*EXERCISE PROMPT*
Search the data below for the string "fill". Extract every line that contains it.

*THE RECORDS*
-- Start --

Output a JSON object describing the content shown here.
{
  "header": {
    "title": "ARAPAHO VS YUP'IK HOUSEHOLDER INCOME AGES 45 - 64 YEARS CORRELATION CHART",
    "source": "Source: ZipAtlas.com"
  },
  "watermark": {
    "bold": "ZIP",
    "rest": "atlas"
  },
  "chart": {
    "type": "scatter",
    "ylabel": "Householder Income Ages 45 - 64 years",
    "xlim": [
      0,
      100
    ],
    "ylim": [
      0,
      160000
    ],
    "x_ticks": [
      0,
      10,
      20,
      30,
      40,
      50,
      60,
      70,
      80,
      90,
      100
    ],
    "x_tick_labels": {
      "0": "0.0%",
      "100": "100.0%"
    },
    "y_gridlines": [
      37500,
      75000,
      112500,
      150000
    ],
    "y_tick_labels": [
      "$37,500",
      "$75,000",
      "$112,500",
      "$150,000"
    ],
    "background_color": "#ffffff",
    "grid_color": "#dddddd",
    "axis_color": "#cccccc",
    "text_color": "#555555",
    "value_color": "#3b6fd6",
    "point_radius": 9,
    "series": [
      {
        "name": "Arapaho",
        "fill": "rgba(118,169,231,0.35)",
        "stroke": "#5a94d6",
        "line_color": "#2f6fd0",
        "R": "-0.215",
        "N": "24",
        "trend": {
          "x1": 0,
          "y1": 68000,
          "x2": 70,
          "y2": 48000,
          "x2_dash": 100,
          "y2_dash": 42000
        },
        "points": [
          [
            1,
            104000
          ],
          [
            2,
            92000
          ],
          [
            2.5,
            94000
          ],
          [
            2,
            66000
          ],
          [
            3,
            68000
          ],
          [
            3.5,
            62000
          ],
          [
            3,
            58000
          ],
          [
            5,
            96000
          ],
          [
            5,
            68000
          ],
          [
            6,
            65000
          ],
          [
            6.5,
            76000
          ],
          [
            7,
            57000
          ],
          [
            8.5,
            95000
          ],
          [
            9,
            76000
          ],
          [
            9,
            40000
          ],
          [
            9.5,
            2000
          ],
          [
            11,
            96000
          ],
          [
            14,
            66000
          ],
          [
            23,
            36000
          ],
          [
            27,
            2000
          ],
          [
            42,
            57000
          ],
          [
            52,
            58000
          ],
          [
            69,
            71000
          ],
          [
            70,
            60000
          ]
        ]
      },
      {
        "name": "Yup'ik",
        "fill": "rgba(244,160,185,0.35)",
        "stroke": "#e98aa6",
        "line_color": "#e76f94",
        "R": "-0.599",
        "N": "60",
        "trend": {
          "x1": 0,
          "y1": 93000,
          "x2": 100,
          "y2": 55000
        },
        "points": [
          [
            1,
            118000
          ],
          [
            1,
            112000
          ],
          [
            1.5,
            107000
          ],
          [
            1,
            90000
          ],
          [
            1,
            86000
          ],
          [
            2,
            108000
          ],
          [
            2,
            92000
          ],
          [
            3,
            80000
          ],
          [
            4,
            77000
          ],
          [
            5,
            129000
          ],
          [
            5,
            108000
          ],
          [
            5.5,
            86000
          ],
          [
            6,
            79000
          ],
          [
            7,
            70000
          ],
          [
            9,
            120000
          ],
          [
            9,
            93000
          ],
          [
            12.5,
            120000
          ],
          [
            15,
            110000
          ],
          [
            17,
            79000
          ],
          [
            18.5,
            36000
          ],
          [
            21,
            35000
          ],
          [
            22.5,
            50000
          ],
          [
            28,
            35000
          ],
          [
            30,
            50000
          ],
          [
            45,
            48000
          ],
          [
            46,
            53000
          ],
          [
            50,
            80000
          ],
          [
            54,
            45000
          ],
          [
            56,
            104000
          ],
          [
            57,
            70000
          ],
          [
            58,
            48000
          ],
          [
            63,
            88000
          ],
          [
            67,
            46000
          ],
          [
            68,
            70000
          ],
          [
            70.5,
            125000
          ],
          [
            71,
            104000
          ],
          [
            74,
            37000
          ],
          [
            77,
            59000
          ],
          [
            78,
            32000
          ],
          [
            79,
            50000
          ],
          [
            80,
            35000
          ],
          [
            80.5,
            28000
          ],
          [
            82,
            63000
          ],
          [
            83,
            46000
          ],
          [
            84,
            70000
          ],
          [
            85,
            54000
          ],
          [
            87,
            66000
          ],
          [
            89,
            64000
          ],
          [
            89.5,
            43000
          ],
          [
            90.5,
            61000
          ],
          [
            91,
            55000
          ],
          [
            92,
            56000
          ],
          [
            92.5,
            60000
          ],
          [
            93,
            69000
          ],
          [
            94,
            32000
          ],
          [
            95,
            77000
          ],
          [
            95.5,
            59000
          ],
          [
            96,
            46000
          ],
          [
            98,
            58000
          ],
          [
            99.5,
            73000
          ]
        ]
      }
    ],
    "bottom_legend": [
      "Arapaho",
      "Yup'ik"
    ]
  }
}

-- End --

*ANSWER TO THIS EXERCISE*
        "fill": "rgba(118,169,231,0.35)",
        "fill": "rgba(244,160,185,0.35)",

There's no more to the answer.